[Dataset listings of figures]
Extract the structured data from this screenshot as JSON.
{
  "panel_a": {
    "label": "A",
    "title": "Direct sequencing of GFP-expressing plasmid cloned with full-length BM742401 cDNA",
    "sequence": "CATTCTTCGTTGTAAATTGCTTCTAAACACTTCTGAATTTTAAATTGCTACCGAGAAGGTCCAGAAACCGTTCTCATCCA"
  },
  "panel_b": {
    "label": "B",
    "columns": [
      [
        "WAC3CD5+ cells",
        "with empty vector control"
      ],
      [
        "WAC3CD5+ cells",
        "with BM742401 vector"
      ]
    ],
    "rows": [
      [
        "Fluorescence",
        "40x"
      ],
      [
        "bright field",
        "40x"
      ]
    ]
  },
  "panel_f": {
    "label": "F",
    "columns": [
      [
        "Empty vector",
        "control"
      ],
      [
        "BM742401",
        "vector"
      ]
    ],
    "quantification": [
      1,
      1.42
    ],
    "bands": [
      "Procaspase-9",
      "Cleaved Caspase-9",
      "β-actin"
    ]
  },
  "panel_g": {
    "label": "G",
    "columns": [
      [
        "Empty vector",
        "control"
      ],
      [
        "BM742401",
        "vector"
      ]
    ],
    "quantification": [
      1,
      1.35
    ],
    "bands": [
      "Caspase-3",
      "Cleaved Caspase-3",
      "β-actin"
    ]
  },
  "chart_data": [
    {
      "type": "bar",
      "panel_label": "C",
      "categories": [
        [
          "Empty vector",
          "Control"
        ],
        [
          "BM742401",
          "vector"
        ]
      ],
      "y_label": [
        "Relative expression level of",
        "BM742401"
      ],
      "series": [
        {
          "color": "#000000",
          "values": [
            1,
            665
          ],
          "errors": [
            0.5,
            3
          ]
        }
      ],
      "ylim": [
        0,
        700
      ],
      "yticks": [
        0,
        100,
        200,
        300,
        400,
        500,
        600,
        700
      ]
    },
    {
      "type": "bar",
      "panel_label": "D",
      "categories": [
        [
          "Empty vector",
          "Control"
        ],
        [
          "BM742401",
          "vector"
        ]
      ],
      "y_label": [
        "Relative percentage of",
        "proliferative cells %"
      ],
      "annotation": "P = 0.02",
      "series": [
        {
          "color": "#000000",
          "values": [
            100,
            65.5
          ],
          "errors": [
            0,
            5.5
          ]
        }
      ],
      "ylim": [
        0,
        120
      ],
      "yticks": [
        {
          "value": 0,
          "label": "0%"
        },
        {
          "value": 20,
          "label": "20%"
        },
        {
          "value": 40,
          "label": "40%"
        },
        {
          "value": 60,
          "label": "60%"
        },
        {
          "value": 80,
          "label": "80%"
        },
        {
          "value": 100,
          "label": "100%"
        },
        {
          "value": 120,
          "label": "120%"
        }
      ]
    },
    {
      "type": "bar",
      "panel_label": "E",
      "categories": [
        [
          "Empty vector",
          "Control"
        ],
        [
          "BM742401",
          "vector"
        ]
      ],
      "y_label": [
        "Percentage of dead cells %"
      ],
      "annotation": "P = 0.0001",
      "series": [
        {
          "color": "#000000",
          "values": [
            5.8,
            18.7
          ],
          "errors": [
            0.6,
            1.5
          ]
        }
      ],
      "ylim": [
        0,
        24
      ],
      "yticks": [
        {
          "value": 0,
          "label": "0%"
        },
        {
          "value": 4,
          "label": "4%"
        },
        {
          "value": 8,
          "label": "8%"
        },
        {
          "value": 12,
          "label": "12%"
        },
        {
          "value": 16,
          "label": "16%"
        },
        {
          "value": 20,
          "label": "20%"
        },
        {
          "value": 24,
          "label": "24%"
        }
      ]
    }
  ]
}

__WHAT YOU ARE ASKED TO DO__: Whatever the entries say, repeat all of them exactly.

__REPLY TO THE EXERCISE__:
Extract the structured data from this screenshot as JSON.
{
  "panel_a": {
    "label": "A",
    "title": "Direct sequencing of GFP-expressing plasmid cloned with full-length BM742401 cDNA",
    "sequence": "CATTCTTCGTTGTAAATTGCTTCTAAACACTTCTGAATTTTAAATTGCTACCGAGAAGGTCCAGAAACCGTTCTCATCCA"
  },
  "panel_b": {
    "label": "B",
    "columns": [
      [
        "WAC3CD5+ cells",
        "with empty vector control"
      ],
      [
        "WAC3CD5+ cells",
        "with BM742401 vector"
      ]
    ],
    "rows": [
      [
        "Fluorescence",
        "40x"
      ],
      [
        "bright field",
        "40x"
      ]
    ]
  },
  "panel_f": {
    "label": "F",
    "columns": [
      [
        "Empty vector",
        "control"
      ],
      [
        "BM742401",
        "vector"
      ]
    ],
    "quantification": [
      1,
      1.42
    ],
    "bands": [
      "Procaspase-9",
      "Cleaved Caspase-9",
      "β-actin"
    ]
  },
  "panel_g": {
    "label": "G",
    "columns": [
      [
        "Empty vector",
        "control"
      ],
      [
        "BM742401",
        "vector"
      ]
    ],
    "quantification": [
      1,
      1.35
    ],
    "bands": [
      "Caspase-3",
      "Cleaved Caspase-3",
      "β-actin"
    ]
  },
  "chart_data": [
    {
      "type": "bar",
      "panel_label": "C",
      "categories": [
        [
          "Empty vector",
          "Control"
        ],
        [
          "BM742401",
          "vector"
        ]
      ],
      "y_label": [
        "Relative expression level of",
        "BM742401"
      ],
      "series": [
        {
          "color": "#000000",
          "values": [
            1,
            665
          ],
          "errors": [
            0.5,
            3
          ]
        }
      ],
      "ylim": [
        0,
        700
      ],
      "yticks": [
        0,
        100,
        200,
        300,
        400,
        500,
        600,
        700
      ]
    },
    {
      "type": "bar",
      "panel_label": "D",
      "categories": [
        [
          "Empty vector",
          "Control"
        ],
        [
          "BM742401",
          "vector"
        ]
      ],
      "y_label": [
        "Relative percentage of",
        "proliferative cells %"
      ],
      "annotation": "P = 0.02",
      "series": [
        {
          "color": "#000000",
          "values": [
            100,
            65.5
          ],
          "errors": [
            0,
            5.5
          ]
        }
      ],
      "ylim": [
        0,
        120
      ],
      "yticks": [
        {
          "value": 0,
          "label": "0%"
        },
        {
          "value": 20,
          "label": "20%"
        },
        {
          "value": 40,
          "label": "40%"
        },
        {
          "value": 60,
          "label": "60%"
        },
        {
          "value": 80,
          "label": "80%"
        },
        {
          "value": 100,
          "label": "100%"
        },
        {
          "value": 120,
          "label": "120%"
        }
      ]
    },
    {
      "type": "bar",
      "panel_label": "E",
      "categories": [
        [
          "Empty vector",
          "Control"
        ],
        [
          "BM742401",
          "vector"
        ]
      ],
      "y_label": [
        "Percentage of dead cells %"
      ],
      "annotation": "P = 0.0001",
      "series": [
        {
          "color": "#000000",
          "values": [
            5.8,
            18.7
          ],
          "errors": [
            0.6,
            1.5
          ]
        }
      ],
      "ylim": [
        0,
        24
      ],
      "yticks": [
        {
          "value": 0,
          "label": "0%"
        },
        {
          "value": 4,
          "label": "4%"
        },
        {
          "value": 8,
          "label": "8%"
        },
        {
          "value": 12,
          "label": "12%"
        },
        {
          "value": 16,
          "label": "16%"
        },
        {
          "value": 20,
          "label": "20%"
        },
        {
          "value": 24,
          "label": "24%"
        }
      ]
    }
  ]
}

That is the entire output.